■ **Task to complete**
Could you write out the records below exactly as they appear?

■ **Supplied data**

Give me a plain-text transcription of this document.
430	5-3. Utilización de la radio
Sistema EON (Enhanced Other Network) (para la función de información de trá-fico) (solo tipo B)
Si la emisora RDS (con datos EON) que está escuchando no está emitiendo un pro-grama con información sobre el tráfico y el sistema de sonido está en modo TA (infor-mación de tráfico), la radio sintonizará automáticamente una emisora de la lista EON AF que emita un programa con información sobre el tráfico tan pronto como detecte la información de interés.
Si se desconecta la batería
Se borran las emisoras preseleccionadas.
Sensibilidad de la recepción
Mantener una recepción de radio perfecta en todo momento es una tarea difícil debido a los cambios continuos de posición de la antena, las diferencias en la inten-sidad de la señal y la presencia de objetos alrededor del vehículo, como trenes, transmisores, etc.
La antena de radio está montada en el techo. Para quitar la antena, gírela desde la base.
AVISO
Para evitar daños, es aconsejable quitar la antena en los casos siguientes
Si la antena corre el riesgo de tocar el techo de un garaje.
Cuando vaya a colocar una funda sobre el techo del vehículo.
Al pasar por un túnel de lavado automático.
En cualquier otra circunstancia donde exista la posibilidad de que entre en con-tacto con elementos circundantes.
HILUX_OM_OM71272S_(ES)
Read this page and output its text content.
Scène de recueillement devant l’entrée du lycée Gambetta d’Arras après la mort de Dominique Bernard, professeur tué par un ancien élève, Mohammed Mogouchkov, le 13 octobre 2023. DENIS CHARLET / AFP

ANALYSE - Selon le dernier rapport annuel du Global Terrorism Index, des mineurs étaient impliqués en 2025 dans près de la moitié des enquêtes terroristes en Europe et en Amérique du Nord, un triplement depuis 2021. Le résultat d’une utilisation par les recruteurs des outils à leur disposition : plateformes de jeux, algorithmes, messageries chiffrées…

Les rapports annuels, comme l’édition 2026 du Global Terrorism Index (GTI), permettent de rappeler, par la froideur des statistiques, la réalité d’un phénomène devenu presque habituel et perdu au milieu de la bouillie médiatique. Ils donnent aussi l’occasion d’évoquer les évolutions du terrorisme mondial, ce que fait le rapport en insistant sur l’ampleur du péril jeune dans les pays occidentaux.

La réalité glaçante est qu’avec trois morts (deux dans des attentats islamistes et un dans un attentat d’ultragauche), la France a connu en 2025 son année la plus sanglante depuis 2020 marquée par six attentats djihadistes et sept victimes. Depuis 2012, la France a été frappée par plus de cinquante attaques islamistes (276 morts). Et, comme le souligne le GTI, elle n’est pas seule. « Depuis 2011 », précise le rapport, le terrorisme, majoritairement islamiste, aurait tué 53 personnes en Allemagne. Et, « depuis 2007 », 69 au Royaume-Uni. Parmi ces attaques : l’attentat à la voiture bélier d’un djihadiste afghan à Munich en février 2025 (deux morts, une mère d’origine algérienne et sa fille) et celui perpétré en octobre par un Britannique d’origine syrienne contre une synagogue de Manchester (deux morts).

■ **Solution to this problem**
Give me a plain-text transcription of this document.
430	5-3. Utilización de la radio
Sistema EON (Enhanced Other Network) (para la función de información de trá-fico) (solo tipo B)
Si la emisora RDS (con datos EON) que está escuchando no está emitiendo un pro-grama con información sobre el tráfico y el sistema de sonido está en modo TA (infor-mación de tráfico), la radio sintonizará automáticamente una emisora de la lista EON AF que emita un programa con información sobre el tráfico tan pronto como detecte la información de interés.
Si se desconecta la batería
Se borran las emisoras preseleccionadas.
Sensibilidad de la recepción
Mantener una recepción de radio perfecta en todo momento es una tarea difícil debido a los cambios continuos de posición de la antena, las diferencias en la inten-sidad de la señal y la presencia de objetos alrededor del vehículo, como trenes, transmisores, etc.
La antena de radio está montada en el techo. Para quitar la antena, gírela desde la base.
AVISO
Para evitar daños, es aconsejable quitar la antena en los casos siguientes
Si la antena corre el riesgo de tocar el techo de un garaje.
Cuando vaya a colocar una funda sobre el techo del vehículo.
Al pasar por un túnel de lavado automático.
En cualquier otra circunstancia donde exista la posibilidad de que entre en con-tacto con elementos circundantes.
HILUX_OM_OM71272S_(ES)
Read this page and output its text content.
Scène de recueillement devant l’entrée du lycée Gambetta d’Arras après la mort de Dominique Bernard, professeur tué par un ancien élève, Mohammed Mogouchkov, le 13 octobre 2023. DENIS CHARLET / AFP

ANALYSE - Selon le dernier rapport annuel du Global Terrorism Index, des mineurs étaient impliqués en 2025 dans près de la moitié des enquêtes terroristes en Europe et en Amérique du Nord, un triplement depuis 2021. Le résultat d’une utilisation par les recruteurs des outils à leur disposition : plateformes de jeux, algorithmes, messageries chiffrées…

Les rapports annuels, comme l’édition 2026 du Global Terrorism Index (GTI), permettent de rappeler, par la froideur des statistiques, la réalité d’un phénomène devenu presque habituel et perdu au milieu de la bouillie médiatique. Ils donnent aussi l’occasion d’évoquer les évolutions du terrorisme mondial, ce que fait le rapport en insistant sur l’ampleur du péril jeune dans les pays occidentaux.

La réalité glaçante est qu’avec trois morts (deux dans des attentats islamistes et un dans un attentat d’ultragauche), la France a connu en 2025 son année la plus sanglante depuis 2020 marquée par six attentats djihadistes et sept victimes. Depuis 2012, la France a été frappée par plus de cinquante attaques islamistes (276 morts). Et, comme le souligne le GTI, elle n’est pas seule. « Depuis 2011 », précise le rapport, le terrorisme, majoritairement islamiste, aurait tué 53 personnes en Allemagne. Et, « depuis 2007 », 69 au Royaume-Uni. Parmi ces attaques : l’attentat à la voiture bélier d’un djihadiste afghan à Munich en février 2025 (deux morts, une mère d’origine algérienne et sa fille) et celui perpétré en octobre par un Britannique d’origine syrienne contre une synagogue de Manchester (deux morts).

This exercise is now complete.